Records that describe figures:
++++++++++++++++++++
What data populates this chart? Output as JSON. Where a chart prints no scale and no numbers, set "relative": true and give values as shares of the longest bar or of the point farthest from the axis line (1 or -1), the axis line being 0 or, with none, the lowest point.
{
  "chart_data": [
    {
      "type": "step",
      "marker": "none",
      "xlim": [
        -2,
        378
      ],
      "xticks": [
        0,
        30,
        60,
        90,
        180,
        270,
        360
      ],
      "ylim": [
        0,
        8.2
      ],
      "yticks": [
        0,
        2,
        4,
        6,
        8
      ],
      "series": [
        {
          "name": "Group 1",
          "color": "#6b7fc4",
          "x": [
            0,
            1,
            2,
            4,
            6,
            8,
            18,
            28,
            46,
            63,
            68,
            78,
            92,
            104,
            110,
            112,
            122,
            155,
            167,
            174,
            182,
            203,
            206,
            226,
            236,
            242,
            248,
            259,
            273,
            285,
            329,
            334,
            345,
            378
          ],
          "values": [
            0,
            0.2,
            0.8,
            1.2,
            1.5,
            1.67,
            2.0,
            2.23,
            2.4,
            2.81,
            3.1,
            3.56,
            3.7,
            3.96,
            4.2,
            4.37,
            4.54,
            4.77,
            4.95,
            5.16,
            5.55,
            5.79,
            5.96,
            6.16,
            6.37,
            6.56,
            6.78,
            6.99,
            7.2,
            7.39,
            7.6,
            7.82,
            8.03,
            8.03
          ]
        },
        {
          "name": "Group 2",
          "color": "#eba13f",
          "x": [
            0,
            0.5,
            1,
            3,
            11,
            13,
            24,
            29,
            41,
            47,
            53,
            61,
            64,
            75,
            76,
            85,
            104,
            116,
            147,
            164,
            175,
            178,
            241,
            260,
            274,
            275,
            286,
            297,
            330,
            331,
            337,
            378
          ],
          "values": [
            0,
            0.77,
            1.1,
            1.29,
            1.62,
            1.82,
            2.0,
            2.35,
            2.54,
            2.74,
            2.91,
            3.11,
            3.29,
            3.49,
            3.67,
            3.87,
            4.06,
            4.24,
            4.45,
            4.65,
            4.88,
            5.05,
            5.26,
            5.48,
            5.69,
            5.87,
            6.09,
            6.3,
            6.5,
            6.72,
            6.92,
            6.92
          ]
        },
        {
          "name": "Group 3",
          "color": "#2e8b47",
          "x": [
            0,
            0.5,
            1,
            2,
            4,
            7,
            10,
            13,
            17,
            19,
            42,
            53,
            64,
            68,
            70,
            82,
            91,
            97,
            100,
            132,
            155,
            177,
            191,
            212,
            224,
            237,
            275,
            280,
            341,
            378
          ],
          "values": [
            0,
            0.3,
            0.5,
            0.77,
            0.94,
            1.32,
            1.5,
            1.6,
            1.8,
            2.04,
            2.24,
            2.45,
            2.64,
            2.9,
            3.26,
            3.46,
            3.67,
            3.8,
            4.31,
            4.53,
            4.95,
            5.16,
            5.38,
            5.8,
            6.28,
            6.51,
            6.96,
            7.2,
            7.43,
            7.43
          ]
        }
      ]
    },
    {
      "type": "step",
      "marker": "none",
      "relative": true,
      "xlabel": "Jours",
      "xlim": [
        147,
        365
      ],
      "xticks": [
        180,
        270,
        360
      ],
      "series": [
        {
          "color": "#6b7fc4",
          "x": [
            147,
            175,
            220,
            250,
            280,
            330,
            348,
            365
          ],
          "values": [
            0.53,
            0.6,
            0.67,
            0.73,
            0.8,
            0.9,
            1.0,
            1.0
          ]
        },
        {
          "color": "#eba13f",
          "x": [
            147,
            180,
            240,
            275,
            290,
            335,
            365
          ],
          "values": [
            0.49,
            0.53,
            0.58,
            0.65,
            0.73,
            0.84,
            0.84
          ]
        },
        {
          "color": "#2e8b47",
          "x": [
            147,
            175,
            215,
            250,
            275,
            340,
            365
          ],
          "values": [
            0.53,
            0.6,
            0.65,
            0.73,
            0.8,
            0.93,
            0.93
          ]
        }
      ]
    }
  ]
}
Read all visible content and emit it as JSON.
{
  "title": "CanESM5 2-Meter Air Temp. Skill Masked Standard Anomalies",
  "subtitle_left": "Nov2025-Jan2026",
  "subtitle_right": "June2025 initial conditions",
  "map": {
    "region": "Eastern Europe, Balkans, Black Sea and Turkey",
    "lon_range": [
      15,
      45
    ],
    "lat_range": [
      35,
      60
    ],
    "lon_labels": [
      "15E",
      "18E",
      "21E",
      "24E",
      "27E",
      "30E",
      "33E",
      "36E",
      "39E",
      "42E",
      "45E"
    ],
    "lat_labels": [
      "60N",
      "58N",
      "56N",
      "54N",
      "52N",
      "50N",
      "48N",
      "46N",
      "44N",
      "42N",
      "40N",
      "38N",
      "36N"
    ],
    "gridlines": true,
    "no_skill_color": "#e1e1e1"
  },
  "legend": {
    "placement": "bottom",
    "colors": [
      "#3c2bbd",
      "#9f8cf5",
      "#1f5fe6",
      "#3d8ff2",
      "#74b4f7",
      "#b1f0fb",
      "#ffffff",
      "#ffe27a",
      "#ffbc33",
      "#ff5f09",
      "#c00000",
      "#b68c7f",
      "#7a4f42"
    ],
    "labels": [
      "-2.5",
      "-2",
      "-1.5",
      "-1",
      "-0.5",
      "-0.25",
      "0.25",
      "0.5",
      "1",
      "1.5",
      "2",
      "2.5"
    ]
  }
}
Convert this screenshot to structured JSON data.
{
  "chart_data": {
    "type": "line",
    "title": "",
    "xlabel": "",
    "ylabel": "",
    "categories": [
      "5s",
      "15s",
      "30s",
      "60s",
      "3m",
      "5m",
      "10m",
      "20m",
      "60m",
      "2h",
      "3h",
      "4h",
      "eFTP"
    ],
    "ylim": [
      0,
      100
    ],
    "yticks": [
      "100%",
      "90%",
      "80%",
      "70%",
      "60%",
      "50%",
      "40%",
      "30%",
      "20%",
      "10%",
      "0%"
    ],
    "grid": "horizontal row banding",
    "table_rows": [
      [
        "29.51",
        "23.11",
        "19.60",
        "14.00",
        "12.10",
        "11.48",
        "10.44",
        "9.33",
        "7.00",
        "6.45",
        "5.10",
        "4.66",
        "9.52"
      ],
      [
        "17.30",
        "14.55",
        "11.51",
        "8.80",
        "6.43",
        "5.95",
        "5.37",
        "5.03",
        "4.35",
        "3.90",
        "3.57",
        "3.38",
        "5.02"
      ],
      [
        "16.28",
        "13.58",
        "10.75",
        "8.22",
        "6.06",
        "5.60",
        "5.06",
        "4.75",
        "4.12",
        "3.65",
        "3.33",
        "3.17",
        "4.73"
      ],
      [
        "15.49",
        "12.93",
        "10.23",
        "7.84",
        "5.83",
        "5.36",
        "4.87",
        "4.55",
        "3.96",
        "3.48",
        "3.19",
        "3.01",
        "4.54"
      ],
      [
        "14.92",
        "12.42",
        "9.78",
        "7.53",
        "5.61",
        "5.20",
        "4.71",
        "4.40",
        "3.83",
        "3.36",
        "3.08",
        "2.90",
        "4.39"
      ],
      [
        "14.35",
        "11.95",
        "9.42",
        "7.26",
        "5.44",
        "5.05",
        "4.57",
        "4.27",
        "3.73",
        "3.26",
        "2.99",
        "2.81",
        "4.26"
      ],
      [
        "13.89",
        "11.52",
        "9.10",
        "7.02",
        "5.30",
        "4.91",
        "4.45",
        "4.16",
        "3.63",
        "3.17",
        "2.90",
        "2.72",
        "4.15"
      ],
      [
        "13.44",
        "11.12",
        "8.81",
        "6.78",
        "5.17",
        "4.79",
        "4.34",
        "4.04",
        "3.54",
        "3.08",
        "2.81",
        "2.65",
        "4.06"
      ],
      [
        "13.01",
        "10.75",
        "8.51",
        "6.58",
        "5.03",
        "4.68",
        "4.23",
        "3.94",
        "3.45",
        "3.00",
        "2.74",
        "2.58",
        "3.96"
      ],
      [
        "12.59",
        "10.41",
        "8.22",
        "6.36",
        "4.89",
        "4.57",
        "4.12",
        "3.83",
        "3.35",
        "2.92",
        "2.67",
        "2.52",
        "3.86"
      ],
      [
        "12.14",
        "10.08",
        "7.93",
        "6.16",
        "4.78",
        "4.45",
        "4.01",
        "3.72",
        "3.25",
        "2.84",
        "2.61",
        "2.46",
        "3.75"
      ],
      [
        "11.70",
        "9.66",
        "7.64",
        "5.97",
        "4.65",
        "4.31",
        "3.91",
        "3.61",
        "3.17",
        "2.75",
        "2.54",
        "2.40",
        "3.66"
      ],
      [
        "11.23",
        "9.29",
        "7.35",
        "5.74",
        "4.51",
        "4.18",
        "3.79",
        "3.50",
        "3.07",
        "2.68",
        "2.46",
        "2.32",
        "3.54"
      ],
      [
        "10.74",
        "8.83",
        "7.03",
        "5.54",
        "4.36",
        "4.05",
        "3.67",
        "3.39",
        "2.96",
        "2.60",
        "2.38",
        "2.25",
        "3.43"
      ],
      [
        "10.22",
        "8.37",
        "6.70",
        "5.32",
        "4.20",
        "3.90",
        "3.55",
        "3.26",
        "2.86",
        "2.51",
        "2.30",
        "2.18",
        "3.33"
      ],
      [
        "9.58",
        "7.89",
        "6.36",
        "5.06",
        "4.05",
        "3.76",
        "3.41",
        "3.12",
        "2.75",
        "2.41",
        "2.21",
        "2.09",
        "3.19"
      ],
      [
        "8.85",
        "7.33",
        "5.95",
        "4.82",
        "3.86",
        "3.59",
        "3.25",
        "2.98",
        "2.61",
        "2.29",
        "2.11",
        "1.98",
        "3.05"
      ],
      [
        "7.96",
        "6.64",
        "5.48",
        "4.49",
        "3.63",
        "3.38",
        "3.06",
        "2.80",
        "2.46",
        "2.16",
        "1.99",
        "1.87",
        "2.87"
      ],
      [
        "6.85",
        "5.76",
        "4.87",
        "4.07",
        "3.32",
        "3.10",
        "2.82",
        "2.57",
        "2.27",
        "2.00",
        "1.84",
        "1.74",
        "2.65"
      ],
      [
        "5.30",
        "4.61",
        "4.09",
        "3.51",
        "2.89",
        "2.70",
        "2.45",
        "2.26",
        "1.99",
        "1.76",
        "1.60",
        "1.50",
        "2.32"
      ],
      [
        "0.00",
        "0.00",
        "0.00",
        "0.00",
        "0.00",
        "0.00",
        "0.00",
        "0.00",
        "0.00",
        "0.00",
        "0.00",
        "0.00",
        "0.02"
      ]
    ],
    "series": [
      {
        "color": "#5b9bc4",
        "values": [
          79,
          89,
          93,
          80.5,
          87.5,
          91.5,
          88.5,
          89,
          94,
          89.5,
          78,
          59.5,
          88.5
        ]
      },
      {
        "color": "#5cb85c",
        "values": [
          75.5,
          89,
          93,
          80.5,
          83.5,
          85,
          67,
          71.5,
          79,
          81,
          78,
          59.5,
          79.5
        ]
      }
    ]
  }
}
++++++++++++++++++++
• _What to do_
Check each line of the records for the word "relative" and extract those that contain it.

• _Answer to this problem_
What data populates this chart? Output as JSON. Where a chart prints no scale and no numbers, set "relative": true and give values as shares of the longest bar or of the point farthest from the axis line (1 or -1), the axis line being 0 or, with none, the lowest point.
      "relative": true,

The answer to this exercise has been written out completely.